**GIVEN DATA:**
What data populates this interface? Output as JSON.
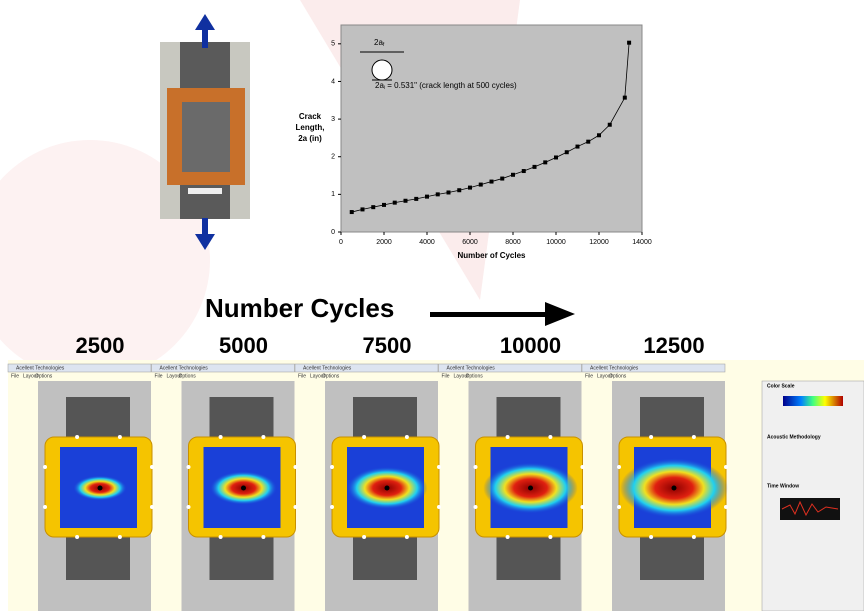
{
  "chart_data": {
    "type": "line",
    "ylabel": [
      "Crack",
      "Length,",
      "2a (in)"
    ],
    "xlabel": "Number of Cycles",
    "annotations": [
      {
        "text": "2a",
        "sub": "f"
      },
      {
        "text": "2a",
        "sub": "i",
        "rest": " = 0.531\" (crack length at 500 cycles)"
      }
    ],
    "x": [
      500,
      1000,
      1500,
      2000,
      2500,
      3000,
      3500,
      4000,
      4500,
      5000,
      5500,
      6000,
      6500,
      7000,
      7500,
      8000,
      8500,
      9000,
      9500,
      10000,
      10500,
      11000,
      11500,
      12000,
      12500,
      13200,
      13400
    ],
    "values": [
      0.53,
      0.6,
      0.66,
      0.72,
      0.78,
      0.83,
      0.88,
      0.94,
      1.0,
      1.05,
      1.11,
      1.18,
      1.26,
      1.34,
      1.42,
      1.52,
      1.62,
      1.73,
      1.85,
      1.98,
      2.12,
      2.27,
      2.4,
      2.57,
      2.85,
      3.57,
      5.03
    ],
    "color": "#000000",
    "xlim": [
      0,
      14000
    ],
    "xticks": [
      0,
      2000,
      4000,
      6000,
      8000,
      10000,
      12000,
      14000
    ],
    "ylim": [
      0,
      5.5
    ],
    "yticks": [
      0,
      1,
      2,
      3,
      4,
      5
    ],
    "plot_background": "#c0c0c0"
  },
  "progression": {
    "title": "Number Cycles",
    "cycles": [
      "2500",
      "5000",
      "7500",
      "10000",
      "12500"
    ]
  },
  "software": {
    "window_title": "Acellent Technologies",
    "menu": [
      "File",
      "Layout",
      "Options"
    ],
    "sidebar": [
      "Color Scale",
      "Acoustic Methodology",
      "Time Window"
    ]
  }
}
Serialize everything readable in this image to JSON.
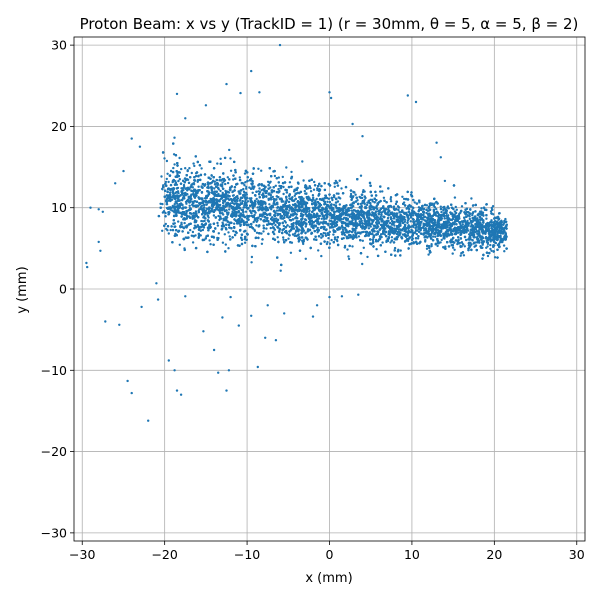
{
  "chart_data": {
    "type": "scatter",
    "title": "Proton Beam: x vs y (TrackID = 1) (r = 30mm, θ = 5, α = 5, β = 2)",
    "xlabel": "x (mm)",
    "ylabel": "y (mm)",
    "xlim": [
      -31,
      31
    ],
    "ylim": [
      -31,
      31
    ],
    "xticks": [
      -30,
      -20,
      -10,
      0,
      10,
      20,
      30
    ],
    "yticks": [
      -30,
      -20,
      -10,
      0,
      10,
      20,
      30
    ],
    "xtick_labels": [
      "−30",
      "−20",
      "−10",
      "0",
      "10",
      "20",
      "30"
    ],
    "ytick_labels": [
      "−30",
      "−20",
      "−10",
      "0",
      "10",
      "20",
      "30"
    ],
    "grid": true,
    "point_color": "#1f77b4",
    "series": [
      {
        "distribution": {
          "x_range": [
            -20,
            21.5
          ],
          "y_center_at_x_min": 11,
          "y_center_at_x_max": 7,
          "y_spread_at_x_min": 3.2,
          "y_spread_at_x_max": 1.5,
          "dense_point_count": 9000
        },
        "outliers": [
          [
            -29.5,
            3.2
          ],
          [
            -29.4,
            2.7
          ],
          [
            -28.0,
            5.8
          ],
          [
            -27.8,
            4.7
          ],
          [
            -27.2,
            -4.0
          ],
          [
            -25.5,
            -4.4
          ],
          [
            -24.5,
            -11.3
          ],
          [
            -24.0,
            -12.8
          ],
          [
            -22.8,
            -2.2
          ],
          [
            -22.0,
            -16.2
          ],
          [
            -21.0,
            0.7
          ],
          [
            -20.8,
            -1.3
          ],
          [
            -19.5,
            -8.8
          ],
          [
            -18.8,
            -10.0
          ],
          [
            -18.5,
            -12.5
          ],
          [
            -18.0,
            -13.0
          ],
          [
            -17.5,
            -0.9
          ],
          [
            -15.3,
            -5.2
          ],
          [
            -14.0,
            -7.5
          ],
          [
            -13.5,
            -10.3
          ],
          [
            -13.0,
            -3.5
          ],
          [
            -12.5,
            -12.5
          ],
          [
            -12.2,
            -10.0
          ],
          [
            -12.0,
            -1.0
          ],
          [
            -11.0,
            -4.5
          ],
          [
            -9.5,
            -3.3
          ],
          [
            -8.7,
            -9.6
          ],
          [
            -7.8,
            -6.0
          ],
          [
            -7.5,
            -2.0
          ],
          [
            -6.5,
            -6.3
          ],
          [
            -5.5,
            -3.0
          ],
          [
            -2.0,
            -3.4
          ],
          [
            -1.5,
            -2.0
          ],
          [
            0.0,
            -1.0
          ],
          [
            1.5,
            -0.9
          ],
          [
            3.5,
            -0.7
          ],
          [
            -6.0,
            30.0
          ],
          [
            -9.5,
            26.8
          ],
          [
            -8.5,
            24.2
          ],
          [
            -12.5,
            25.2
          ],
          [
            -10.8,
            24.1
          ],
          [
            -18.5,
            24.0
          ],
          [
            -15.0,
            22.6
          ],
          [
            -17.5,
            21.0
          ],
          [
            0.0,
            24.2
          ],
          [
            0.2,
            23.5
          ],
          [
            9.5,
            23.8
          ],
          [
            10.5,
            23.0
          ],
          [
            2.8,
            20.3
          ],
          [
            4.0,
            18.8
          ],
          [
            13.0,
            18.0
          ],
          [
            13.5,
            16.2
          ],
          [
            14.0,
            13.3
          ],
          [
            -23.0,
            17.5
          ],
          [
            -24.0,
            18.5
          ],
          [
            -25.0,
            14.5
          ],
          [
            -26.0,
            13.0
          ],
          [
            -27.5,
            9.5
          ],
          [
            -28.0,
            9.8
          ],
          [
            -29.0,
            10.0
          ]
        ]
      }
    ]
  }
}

**AIM:**
Repeat the listing verbatim. Skip the pictures.

**ANSWER IN FULL:**
What data populates this interface? Output as JSON.
{
  "chart_data": {
    "type": "line",
    "ylabel": [
      "Crack",
      "Length,",
      "2a (in)"
    ],
    "xlabel": "Number of Cycles",
    "annotations": [
      {
        "text": "2a",
        "sub": "f"
      },
      {
        "text": "2a",
        "sub": "i",
        "rest": " = 0.531\" (crack length at 500 cycles)"
      }
    ],
    "x": [
      500,
      1000,
      1500,
      2000,
      2500,
      3000,
      3500,
      4000,
      4500,
      5000,
      5500,
      6000,
      6500,
      7000,
      7500,
      8000,
      8500,
      9000,
      9500,
      10000,
      10500,
      11000,
      11500,
      12000,
      12500,
      13200,
      13400
    ],
    "values": [
      0.53,
      0.6,
      0.66,
      0.72,
      0.78,
      0.83,
      0.88,
      0.94,
      1.0,
      1.05,
      1.11,
      1.18,
      1.26,
      1.34,
      1.42,
      1.52,
      1.62,
      1.73,
      1.85,
      1.98,
      2.12,
      2.27,
      2.4,
      2.57,
      2.85,
      3.57,
      5.03
    ],
    "color": "#000000",
    "xlim": [
      0,
      14000
    ],
    "xticks": [
      0,
      2000,
      4000,
      6000,
      8000,
      10000,
      12000,
      14000
    ],
    "ylim": [
      0,
      5.5
    ],
    "yticks": [
      0,
      1,
      2,
      3,
      4,
      5
    ],
    "plot_background": "#c0c0c0"
  },
  "progression": {
    "title": "Number Cycles",
    "cycles": [
      "2500",
      "5000",
      "7500",
      "10000",
      "12500"
    ]
  },
  "software": {
    "window_title": "Acellent Technologies",
    "menu": [
      "File",
      "Layout",
      "Options"
    ],
    "sidebar": [
      "Color Scale",
      "Acoustic Methodology",
      "Time Window"
    ]
  }
}
Serialize everything readable in this image to JSON.
{
  "chart_data": {
    "type": "scatter",
    "title": "Proton Beam: x vs y (TrackID = 1) (r = 30mm, θ = 5, α = 5, β = 2)",
    "xlabel": "x (mm)",
    "ylabel": "y (mm)",
    "xlim": [
      -31,
      31
    ],
    "ylim": [
      -31,
      31
    ],
    "xticks": [
      -30,
      -20,
      -10,
      0,
      10,
      20,
      30
    ],
    "yticks": [
      -30,
      -20,
      -10,
      0,
      10,
      20,
      30
    ],
    "xtick_labels": [
      "−30",
      "−20",
      "−10",
      "0",
      "10",
      "20",
      "30"
    ],
    "ytick_labels": [
      "−30",
      "−20",
      "−10",
      "0",
      "10",
      "20",
      "30"
    ],
    "grid": true,
    "point_color": "#1f77b4",
    "series": [
      {
        "distribution": {
          "x_range": [
            -20,
            21.5
          ],
          "y_center_at_x_min": 11,
          "y_center_at_x_max": 7,
          "y_spread_at_x_min": 3.2,
          "y_spread_at_x_max": 1.5,
          "dense_point_count": 9000
        },
        "outliers": [
          [
            -29.5,
            3.2
          ],
          [
            -29.4,
            2.7
          ],
          [
            -28.0,
            5.8
          ],
          [
            -27.8,
            4.7
          ],
          [
            -27.2,
            -4.0
          ],
          [
            -25.5,
            -4.4
          ],
          [
            -24.5,
            -11.3
          ],
          [
            -24.0,
            -12.8
          ],
          [
            -22.8,
            -2.2
          ],
          [
            -22.0,
            -16.2
          ],
          [
            -21.0,
            0.7
          ],
          [
            -20.8,
            -1.3
          ],
          [
            -19.5,
            -8.8
          ],
          [
            -18.8,
            -10.0
          ],
          [
            -18.5,
            -12.5
          ],
          [
            -18.0,
            -13.0
          ],
          [
            -17.5,
            -0.9
          ],
          [
            -15.3,
            -5.2
          ],
          [
            -14.0,
            -7.5
          ],
          [
            -13.5,
            -10.3
          ],
          [
            -13.0,
            -3.5
          ],
          [
            -12.5,
            -12.5
          ],
          [
            -12.2,
            -10.0
          ],
          [
            -12.0,
            -1.0
          ],
          [
            -11.0,
            -4.5
          ],
          [
            -9.5,
            -3.3
          ],
          [
            -8.7,
            -9.6
          ],
          [
            -7.8,
            -6.0
          ],
          [
            -7.5,
            -2.0
          ],
          [
            -6.5,
            -6.3
          ],
          [
            -5.5,
            -3.0
          ],
          [
            -2.0,
            -3.4
          ],
          [
            -1.5,
            -2.0
          ],
          [
            0.0,
            -1.0
          ],
          [
            1.5,
            -0.9
          ],
          [
            3.5,
            -0.7
          ],
          [
            -6.0,
            30.0
          ],
          [
            -9.5,
            26.8
          ],
          [
            -8.5,
            24.2
          ],
          [
            -12.5,
            25.2
          ],
          [
            -10.8,
            24.1
          ],
          [
            -18.5,
            24.0
          ],
          [
            -15.0,
            22.6
          ],
          [
            -17.5,
            21.0
          ],
          [
            0.0,
            24.2
          ],
          [
            0.2,
            23.5
          ],
          [
            9.5,
            23.8
          ],
          [
            10.5,
            23.0
          ],
          [
            2.8,
            20.3
          ],
          [
            4.0,
            18.8
          ],
          [
            13.0,
            18.0
          ],
          [
            13.5,
            16.2
          ],
          [
            14.0,
            13.3
          ],
          [
            -23.0,
            17.5
          ],
          [
            -24.0,
            18.5
          ],
          [
            -25.0,
            14.5
          ],
          [
            -26.0,
            13.0
          ],
          [
            -27.5,
            9.5
          ],
          [
            -28.0,
            9.8
          ],
          [
            -29.0,
            10.0
          ]
        ]
      }
    ]
  }
}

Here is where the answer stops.